Records excerpted from a collection
******

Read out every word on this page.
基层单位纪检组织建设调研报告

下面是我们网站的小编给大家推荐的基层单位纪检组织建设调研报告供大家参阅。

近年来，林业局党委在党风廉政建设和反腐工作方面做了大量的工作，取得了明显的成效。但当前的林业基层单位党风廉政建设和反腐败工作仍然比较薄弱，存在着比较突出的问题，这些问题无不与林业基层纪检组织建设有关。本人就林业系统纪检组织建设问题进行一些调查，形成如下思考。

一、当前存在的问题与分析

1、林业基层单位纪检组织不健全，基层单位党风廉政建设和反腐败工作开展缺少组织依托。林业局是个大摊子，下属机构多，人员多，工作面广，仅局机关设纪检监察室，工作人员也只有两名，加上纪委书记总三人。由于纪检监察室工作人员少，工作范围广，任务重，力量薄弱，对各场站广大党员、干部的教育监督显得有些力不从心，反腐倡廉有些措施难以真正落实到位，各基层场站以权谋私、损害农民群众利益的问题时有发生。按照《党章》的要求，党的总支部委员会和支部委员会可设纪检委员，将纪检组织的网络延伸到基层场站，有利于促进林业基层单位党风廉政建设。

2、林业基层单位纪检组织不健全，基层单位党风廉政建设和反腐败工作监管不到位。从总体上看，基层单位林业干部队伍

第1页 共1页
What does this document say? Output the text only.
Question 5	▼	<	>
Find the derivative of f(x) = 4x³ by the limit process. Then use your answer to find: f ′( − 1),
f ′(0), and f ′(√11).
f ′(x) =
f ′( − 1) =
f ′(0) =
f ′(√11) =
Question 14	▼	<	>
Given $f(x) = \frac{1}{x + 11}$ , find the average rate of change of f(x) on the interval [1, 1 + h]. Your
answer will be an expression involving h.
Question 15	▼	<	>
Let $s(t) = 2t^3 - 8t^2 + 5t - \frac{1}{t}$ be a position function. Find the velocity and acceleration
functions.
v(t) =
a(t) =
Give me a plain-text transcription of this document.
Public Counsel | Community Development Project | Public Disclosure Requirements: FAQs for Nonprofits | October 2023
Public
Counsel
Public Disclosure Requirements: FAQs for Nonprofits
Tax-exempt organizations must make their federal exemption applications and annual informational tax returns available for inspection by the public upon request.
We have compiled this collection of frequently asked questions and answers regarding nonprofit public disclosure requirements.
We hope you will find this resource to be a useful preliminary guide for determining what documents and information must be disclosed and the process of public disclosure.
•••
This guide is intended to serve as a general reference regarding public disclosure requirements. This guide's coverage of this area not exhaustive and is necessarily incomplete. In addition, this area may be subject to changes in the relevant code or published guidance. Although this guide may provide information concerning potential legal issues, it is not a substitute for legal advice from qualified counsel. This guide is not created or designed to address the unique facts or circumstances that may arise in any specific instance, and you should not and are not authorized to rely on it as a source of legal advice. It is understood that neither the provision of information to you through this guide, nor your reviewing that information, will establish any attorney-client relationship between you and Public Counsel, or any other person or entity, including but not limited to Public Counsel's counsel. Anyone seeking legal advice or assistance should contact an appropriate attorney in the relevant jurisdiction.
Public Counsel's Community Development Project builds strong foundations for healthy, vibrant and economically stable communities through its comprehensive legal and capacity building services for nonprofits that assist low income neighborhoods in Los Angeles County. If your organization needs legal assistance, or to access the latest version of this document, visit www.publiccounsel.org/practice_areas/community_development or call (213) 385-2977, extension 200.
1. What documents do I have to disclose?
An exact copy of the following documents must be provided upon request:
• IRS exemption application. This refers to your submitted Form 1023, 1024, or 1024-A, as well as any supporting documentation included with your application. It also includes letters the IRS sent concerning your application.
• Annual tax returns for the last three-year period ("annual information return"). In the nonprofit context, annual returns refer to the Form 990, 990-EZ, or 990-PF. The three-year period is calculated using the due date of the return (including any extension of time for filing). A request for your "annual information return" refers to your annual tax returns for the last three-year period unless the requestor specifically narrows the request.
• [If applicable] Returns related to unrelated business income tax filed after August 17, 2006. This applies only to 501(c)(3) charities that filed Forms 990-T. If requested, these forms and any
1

******

PROBLEM DESCRIPTION: Set down each entry again, unchanged.

WRITTEN SOLUTION:
Read out every word on this page.
基层单位纪检组织建设调研报告

下面是我们网站的小编给大家推荐的基层单位纪检组织建设调研报告供大家参阅。

近年来，林业局党委在党风廉政建设和反腐工作方面做了大量的工作，取得了明显的成效。但当前的林业基层单位党风廉政建设和反腐败工作仍然比较薄弱，存在着比较突出的问题，这些问题无不与林业基层纪检组织建设有关。本人就林业系统纪检组织建设问题进行一些调查，形成如下思考。

一、当前存在的问题与分析

1、林业基层单位纪检组织不健全，基层单位党风廉政建设和反腐败工作开展缺少组织依托。林业局是个大摊子，下属机构多，人员多，工作面广，仅局机关设纪检监察室，工作人员也只有两名，加上纪委书记总三人。由于纪检监察室工作人员少，工作范围广，任务重，力量薄弱，对各场站广大党员、干部的教育监督显得有些力不从心，反腐倡廉有些措施难以真正落实到位，各基层场站以权谋私、损害农民群众利益的问题时有发生。按照《党章》的要求，党的总支部委员会和支部委员会可设纪检委员，将纪检组织的网络延伸到基层场站，有利于促进林业基层单位党风廉政建设。

2、林业基层单位纪检组织不健全，基层单位党风廉政建设和反腐败工作监管不到位。从总体上看，基层单位林业干部队伍

第1页 共1页
What does this document say? Output the text only.
Question 5	▼	<	>
Find the derivative of f(x) = 4x³ by the limit process. Then use your answer to find: f ′( − 1),
f ′(0), and f ′(√11).
f ′(x) =
f ′( − 1) =
f ′(0) =
f ′(√11) =
Question 14	▼	<	>
Given $f(x) = \frac{1}{x + 11}$ , find the average rate of change of f(x) on the interval [1, 1 + h]. Your
answer will be an expression involving h.
Question 15	▼	<	>
Let $s(t) = 2t^3 - 8t^2 + 5t - \frac{1}{t}$ be a position function. Find the velocity and acceleration
functions.
v(t) =
a(t) =
Give me a plain-text transcription of this document.
Public Counsel | Community Development Project | Public Disclosure Requirements: FAQs for Nonprofits | October 2023
Public
Counsel
Public Disclosure Requirements: FAQs for Nonprofits
Tax-exempt organizations must make their federal exemption applications and annual informational tax returns available for inspection by the public upon request.
We have compiled this collection of frequently asked questions and answers regarding nonprofit public disclosure requirements.
We hope you will find this resource to be a useful preliminary guide for determining what documents and information must be disclosed and the process of public disclosure.
•••
This guide is intended to serve as a general reference regarding public disclosure requirements. This guide's coverage of this area not exhaustive and is necessarily incomplete. In addition, this area may be subject to changes in the relevant code or published guidance. Although this guide may provide information concerning potential legal issues, it is not a substitute for legal advice from qualified counsel. This guide is not created or designed to address the unique facts or circumstances that may arise in any specific instance, and you should not and are not authorized to rely on it as a source of legal advice. It is understood that neither the provision of information to you through this guide, nor your reviewing that information, will establish any attorney-client relationship between you and Public Counsel, or any other person or entity, including but not limited to Public Counsel's counsel. Anyone seeking legal advice or assistance should contact an appropriate attorney in the relevant jurisdiction.
Public Counsel's Community Development Project builds strong foundations for healthy, vibrant and economically stable communities through its comprehensive legal and capacity building services for nonprofits that assist low income neighborhoods in Los Angeles County. If your organization needs legal assistance, or to access the latest version of this document, visit www.publiccounsel.org/practice_areas/community_development or call (213) 385-2977, extension 200.
1. What documents do I have to disclose?
An exact copy of the following documents must be provided upon request:
• IRS exemption application. This refers to your submitted Form 1023, 1024, or 1024-A, as well as any supporting documentation included with your application. It also includes letters the IRS sent concerning your application.
• Annual tax returns for the last three-year period ("annual information return"). In the nonprofit context, annual returns refer to the Form 990, 990-EZ, or 990-PF. The three-year period is calculated using the due date of the return (including any extension of time for filing). A request for your "annual information return" refers to your annual tax returns for the last three-year period unless the requestor specifically narrows the request.
• [If applicable] Returns related to unrelated business income tax filed after August 17, 2006. This applies only to 501(c)(3) charities that filed Forms 990-T. If requested, these forms and any
1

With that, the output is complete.